▸ TO DO: Without the pictures, return all of the material exactly as written.

▸ MATERIAL:
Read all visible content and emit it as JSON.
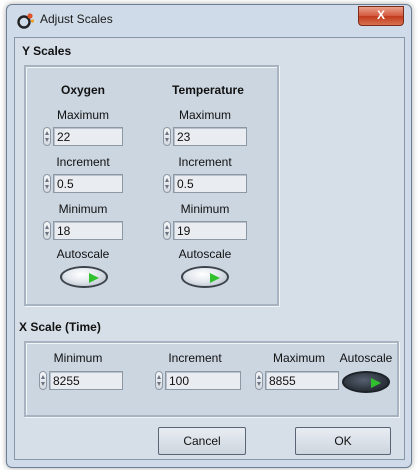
{
  "window": {
    "title": "Adjust Scales",
    "close_label": "X"
  },
  "y_scales": {
    "section_label": "Y Scales",
    "oxygen": {
      "heading": "Oxygen",
      "maximum": {
        "label": "Maximum",
        "value": "22"
      },
      "increment": {
        "label": "Increment",
        "value": "0.5"
      },
      "minimum": {
        "label": "Minimum",
        "value": "18"
      },
      "autoscale": {
        "label": "Autoscale",
        "state": "off"
      }
    },
    "temperature": {
      "heading": "Temperature",
      "maximum": {
        "label": "Maximum",
        "value": "23"
      },
      "increment": {
        "label": "Increment",
        "value": "0.5"
      },
      "minimum": {
        "label": "Minimum",
        "value": "19"
      },
      "autoscale": {
        "label": "Autoscale",
        "state": "off"
      }
    }
  },
  "x_scale": {
    "section_label": "X Scale (Time)",
    "minimum": {
      "label": "Minimum",
      "value": "8255"
    },
    "increment": {
      "label": "Increment",
      "value": "100"
    },
    "maximum": {
      "label": "Maximum",
      "value": "8855"
    },
    "autoscale": {
      "label": "Autoscale",
      "state": "on"
    }
  },
  "buttons": {
    "cancel": "Cancel",
    "ok": "OK"
  },
  "colors": {
    "panel_background": "#d6dee8",
    "indicator_green": "#31c12f",
    "close_button_red": "#c13b1d"
  }
}
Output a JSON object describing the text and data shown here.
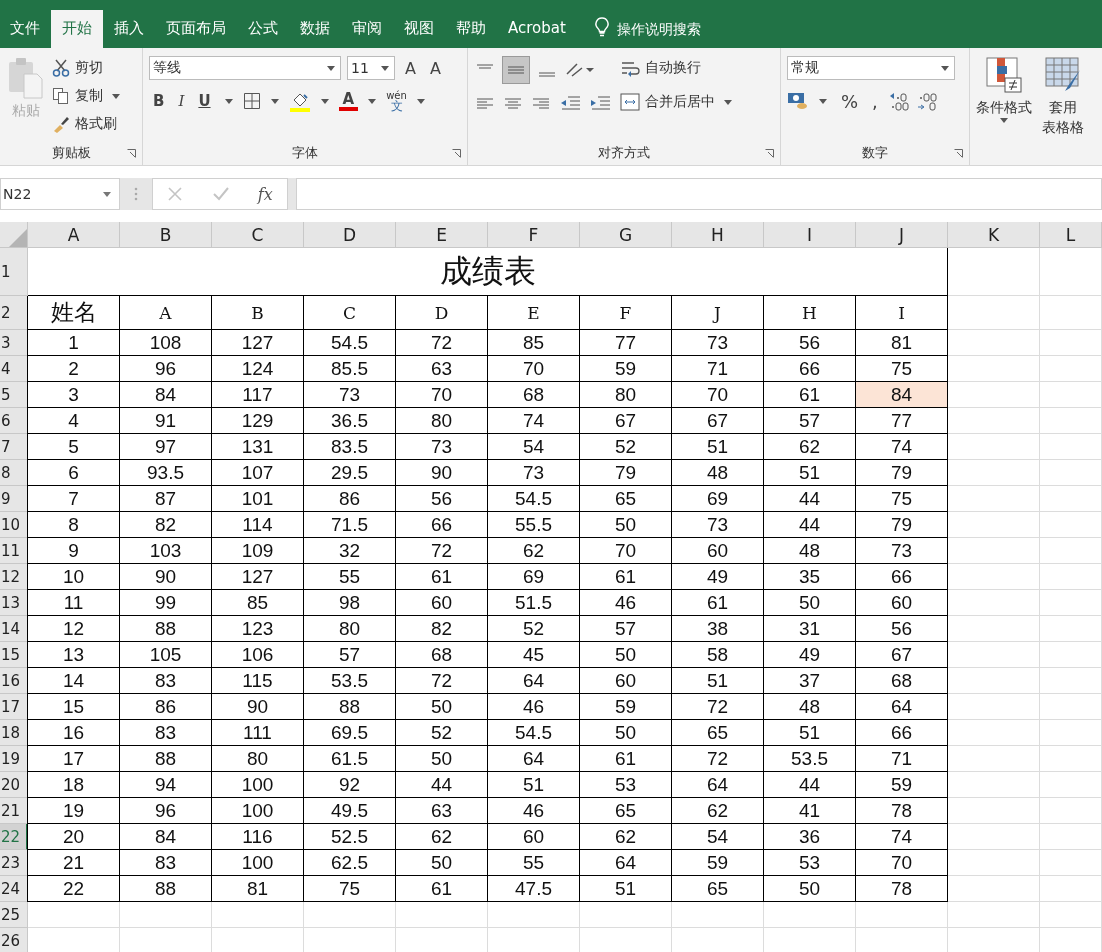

▸ RESPONSE TO THE TASK:
Read all visible content and emit it as JSON.
{
  "window": {
    "title": "Adjust Scales",
    "close_label": "X"
  },
  "y_scales": {
    "section_label": "Y Scales",
    "oxygen": {
      "heading": "Oxygen",
      "maximum": {
        "label": "Maximum",
        "value": "22"
      },
      "increment": {
        "label": "Increment",
        "value": "0.5"
      },
      "minimum": {
        "label": "Minimum",
        "value": "18"
      },
      "autoscale": {
        "label": "Autoscale",
        "state": "off"
      }
    },
    "temperature": {
      "heading": "Temperature",
      "maximum": {
        "label": "Maximum",
        "value": "23"
      },
      "increment": {
        "label": "Increment",
        "value": "0.5"
      },
      "minimum": {
        "label": "Minimum",
        "value": "19"
      },
      "autoscale": {
        "label": "Autoscale",
        "state": "off"
      }
    }
  },
  "x_scale": {
    "section_label": "X Scale (Time)",
    "minimum": {
      "label": "Minimum",
      "value": "8255"
    },
    "increment": {
      "label": "Increment",
      "value": "100"
    },
    "maximum": {
      "label": "Maximum",
      "value": "8855"
    },
    "autoscale": {
      "label": "Autoscale",
      "state": "on"
    }
  },
  "buttons": {
    "cancel": "Cancel",
    "ok": "OK"
  },
  "colors": {
    "panel_background": "#d6dee8",
    "indicator_green": "#31c12f",
    "close_button_red": "#c13b1d"
  }
}
Output a JSON object describing the text and data shown here.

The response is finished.